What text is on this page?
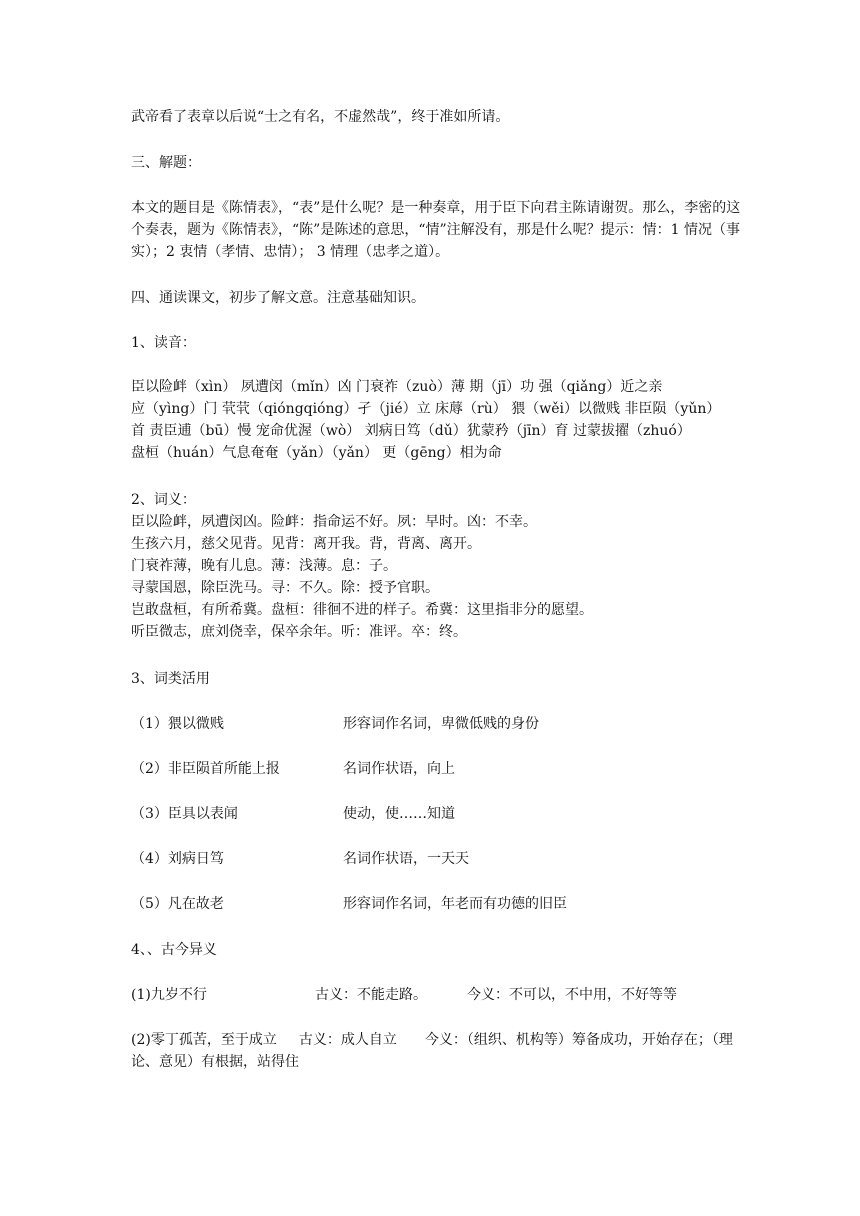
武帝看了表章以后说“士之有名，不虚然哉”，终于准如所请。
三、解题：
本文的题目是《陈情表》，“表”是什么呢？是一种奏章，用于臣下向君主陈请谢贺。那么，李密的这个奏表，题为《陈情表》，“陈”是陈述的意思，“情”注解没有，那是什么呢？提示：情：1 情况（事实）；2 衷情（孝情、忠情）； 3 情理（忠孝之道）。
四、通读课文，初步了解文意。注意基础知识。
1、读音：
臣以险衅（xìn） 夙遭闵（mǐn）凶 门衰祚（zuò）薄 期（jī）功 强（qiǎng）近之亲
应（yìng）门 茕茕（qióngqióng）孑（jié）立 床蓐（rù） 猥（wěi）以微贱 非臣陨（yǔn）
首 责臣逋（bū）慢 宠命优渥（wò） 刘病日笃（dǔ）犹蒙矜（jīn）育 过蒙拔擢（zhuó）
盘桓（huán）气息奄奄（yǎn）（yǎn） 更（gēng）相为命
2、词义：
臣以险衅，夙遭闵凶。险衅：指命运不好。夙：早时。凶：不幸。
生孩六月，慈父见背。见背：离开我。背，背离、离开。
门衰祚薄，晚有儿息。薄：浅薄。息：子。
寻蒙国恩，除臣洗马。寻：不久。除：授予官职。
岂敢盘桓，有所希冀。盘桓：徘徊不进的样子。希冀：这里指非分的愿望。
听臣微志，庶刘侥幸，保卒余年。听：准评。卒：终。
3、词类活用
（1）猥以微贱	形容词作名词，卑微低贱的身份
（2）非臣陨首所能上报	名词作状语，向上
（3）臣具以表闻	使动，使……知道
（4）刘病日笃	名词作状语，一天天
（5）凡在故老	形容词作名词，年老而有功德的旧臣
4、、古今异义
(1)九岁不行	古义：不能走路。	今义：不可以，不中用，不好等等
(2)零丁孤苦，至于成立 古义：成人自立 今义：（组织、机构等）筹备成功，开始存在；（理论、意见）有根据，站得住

--

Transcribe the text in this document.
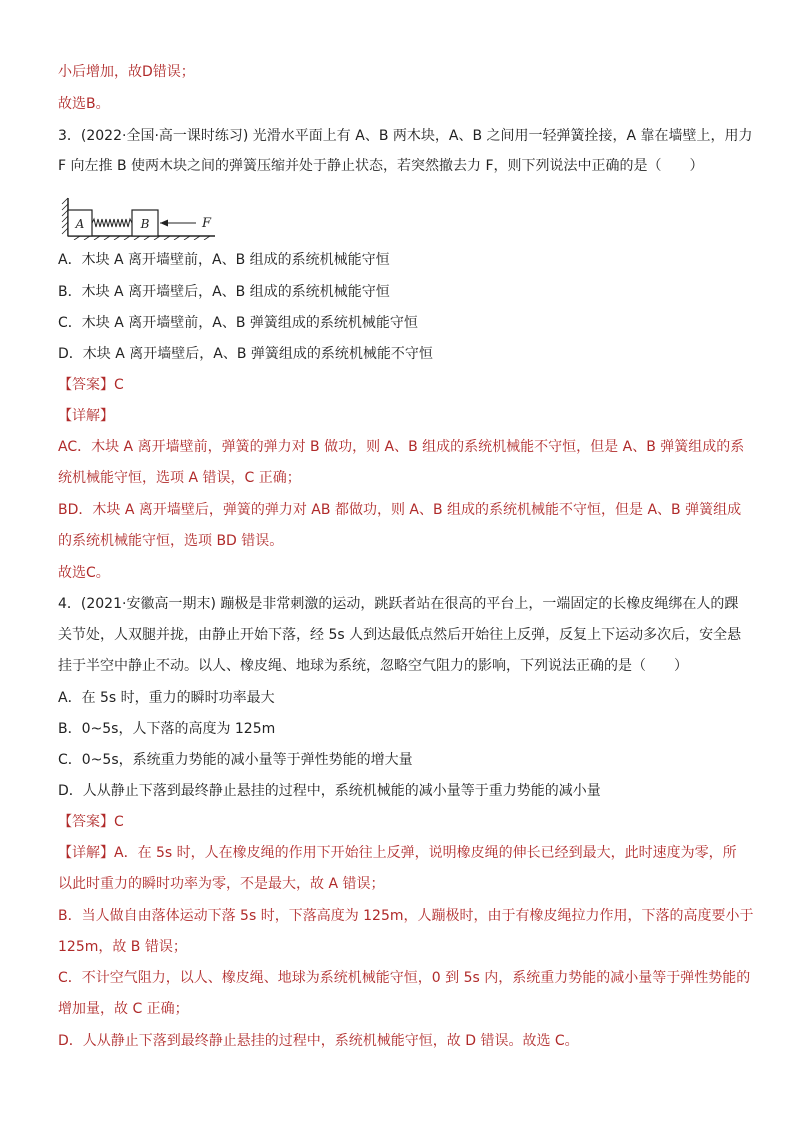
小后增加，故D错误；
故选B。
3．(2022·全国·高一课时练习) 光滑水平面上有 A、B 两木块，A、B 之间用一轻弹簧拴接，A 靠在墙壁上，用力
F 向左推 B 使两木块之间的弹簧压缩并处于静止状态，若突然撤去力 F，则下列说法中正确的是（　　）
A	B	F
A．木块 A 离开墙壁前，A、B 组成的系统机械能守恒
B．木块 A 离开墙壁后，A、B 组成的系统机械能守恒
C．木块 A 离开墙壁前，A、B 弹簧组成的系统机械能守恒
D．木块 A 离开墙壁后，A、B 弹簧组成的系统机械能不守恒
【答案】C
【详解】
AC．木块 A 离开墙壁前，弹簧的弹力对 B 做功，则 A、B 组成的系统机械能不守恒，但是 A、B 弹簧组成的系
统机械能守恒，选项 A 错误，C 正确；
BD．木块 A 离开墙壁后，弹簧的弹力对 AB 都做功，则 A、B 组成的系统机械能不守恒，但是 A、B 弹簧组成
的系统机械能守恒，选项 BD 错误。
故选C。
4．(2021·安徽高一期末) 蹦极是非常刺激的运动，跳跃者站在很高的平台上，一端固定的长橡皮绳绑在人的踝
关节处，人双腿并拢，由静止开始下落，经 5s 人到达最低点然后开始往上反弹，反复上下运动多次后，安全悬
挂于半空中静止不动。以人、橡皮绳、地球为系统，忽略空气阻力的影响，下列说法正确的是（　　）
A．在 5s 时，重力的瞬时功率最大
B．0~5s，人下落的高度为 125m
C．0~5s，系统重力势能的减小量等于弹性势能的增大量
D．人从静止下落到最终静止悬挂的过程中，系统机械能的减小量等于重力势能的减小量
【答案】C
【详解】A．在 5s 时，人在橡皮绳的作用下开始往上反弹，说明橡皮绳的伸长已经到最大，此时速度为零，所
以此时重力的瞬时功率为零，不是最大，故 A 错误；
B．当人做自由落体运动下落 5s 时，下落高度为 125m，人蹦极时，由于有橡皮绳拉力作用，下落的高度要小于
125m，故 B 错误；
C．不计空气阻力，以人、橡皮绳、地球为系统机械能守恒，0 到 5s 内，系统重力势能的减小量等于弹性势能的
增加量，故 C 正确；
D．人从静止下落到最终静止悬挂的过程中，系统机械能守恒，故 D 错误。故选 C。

Task statement: How many lines of the listing above include the word "臣以险衅"? State the number and nothing else.

Response: 2